▶ Extracted entries
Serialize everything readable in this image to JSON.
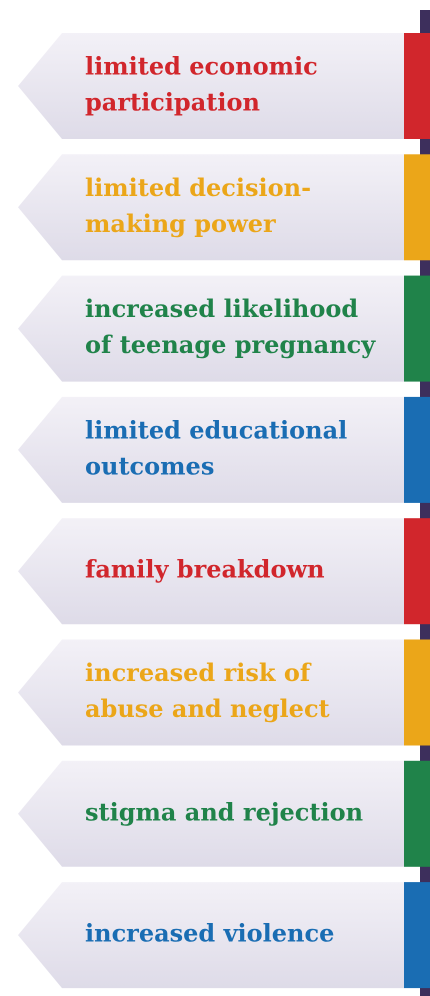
{
  "items": [
    {
      "lines": [
        "limited economic",
        "participation"
      ],
      "color": "#d1262c"
    },
    {
      "lines": [
        "limited decision-",
        "making power"
      ],
      "color": "#eba619"
    },
    {
      "lines": [
        "increased likelihood",
        "of teenage pregnancy"
      ],
      "color": "#20834a"
    },
    {
      "lines": [
        "limited educational",
        "outcomes"
      ],
      "color": "#1a6db3"
    },
    {
      "lines": [
        "family breakdown"
      ],
      "color": "#d1262c"
    },
    {
      "lines": [
        "increased risk of",
        "abuse and neglect"
      ],
      "color": "#eba619"
    },
    {
      "lines": [
        "stigma and rejection"
      ],
      "color": "#20834a"
    },
    {
      "lines": [
        "increased violence"
      ],
      "color": "#1a6db3"
    }
  ]
}
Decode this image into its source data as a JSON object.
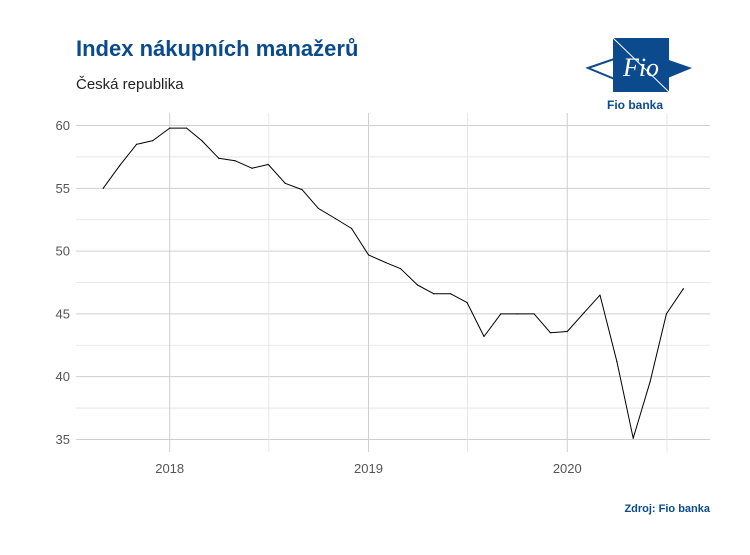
{
  "header": {
    "title": "Index nákupních manažerů",
    "subtitle": "Česká republika"
  },
  "logo": {
    "mark_text": "Fio",
    "caption": "Fio banka",
    "color": "#0b4a8c"
  },
  "source": "Zdroj: Fio banka",
  "chart_data": {
    "type": "line",
    "title": "Index nákupních manažerů",
    "subtitle": "Česká republika",
    "xlabel": "",
    "ylabel": "",
    "x_ticks": [
      "2018",
      "2019",
      "2020"
    ],
    "y_ticks": [
      35,
      40,
      45,
      50,
      55,
      60
    ],
    "ylim": [
      34,
      61
    ],
    "xlim": [
      "2017-07-13",
      "2020-09-19"
    ],
    "grid": true,
    "line_color": "#000000",
    "series": [
      {
        "points": [
          {
            "x": "2017-09-01",
            "y": 55.0
          },
          {
            "x": "2017-10-01",
            "y": 56.8
          },
          {
            "x": "2017-11-01",
            "y": 58.5
          },
          {
            "x": "2017-12-01",
            "y": 58.8
          },
          {
            "x": "2018-01-01",
            "y": 59.8
          },
          {
            "x": "2018-02-01",
            "y": 59.8
          },
          {
            "x": "2018-03-01",
            "y": 58.8
          },
          {
            "x": "2018-04-01",
            "y": 57.4
          },
          {
            "x": "2018-05-01",
            "y": 57.2
          },
          {
            "x": "2018-06-01",
            "y": 56.6
          },
          {
            "x": "2018-07-01",
            "y": 56.9
          },
          {
            "x": "2018-08-01",
            "y": 55.4
          },
          {
            "x": "2018-09-01",
            "y": 54.9
          },
          {
            "x": "2018-10-01",
            "y": 53.4
          },
          {
            "x": "2018-11-01",
            "y": 52.6
          },
          {
            "x": "2018-12-01",
            "y": 51.8
          },
          {
            "x": "2019-01-01",
            "y": 49.7
          },
          {
            "x": "2019-02-01",
            "y": 49.1
          },
          {
            "x": "2019-03-01",
            "y": 48.6
          },
          {
            "x": "2019-04-01",
            "y": 47.3
          },
          {
            "x": "2019-05-01",
            "y": 46.6
          },
          {
            "x": "2019-06-01",
            "y": 46.6
          },
          {
            "x": "2019-07-01",
            "y": 45.9
          },
          {
            "x": "2019-08-01",
            "y": 43.2
          },
          {
            "x": "2019-09-01",
            "y": 45.0
          },
          {
            "x": "2019-10-01",
            "y": 45.0
          },
          {
            "x": "2019-11-01",
            "y": 45.0
          },
          {
            "x": "2019-12-01",
            "y": 43.5
          },
          {
            "x": "2020-01-01",
            "y": 43.6
          },
          {
            "x": "2020-02-01",
            "y": 45.1
          },
          {
            "x": "2020-03-01",
            "y": 46.5
          },
          {
            "x": "2020-04-01",
            "y": 41.2
          },
          {
            "x": "2020-05-01",
            "y": 35.1
          },
          {
            "x": "2020-06-01",
            "y": 39.6
          },
          {
            "x": "2020-07-01",
            "y": 45.0
          },
          {
            "x": "2020-08-01",
            "y": 47.0
          }
        ]
      }
    ]
  }
}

▶ What this task involves
Select from the material above each line in which the string "source" appears, and list those lines.

▶ Reply
Decode this image into its source data as a JSON object.
  "source": "Zdroj: Fio banka",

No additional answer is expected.